## Records for processing
::::::::::

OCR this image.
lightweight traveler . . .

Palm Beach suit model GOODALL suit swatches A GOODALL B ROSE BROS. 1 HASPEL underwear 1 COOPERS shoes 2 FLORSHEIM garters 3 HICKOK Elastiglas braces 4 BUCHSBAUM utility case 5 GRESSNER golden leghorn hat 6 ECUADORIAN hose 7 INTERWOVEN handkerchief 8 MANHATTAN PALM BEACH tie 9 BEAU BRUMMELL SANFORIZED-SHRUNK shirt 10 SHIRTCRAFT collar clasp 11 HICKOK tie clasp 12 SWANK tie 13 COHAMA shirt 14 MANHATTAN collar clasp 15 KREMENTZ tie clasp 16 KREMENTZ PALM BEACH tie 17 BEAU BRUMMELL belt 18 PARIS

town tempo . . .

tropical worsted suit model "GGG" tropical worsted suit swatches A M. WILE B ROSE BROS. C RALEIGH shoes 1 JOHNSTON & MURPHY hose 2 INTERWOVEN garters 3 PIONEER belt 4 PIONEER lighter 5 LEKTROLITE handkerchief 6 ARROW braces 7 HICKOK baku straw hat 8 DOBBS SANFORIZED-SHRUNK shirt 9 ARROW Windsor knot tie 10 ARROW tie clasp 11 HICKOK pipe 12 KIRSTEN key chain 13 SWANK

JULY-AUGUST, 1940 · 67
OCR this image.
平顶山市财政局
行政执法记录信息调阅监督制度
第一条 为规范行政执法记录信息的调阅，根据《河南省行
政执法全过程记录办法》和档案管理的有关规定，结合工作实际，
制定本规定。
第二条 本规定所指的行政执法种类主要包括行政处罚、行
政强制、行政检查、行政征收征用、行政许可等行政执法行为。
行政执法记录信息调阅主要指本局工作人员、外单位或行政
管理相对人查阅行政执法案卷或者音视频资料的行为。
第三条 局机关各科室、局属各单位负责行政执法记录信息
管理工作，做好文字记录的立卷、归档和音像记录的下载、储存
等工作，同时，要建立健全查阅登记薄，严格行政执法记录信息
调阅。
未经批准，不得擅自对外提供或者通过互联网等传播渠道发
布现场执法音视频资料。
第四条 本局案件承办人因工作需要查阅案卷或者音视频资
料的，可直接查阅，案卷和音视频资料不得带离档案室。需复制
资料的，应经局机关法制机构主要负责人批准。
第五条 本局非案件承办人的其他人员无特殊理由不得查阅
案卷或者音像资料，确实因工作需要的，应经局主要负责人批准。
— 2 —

::::::::::

## What to do
Look through the entries above and report the number of lines that contain "shirt". Write only the number.

## Answer to the problem
2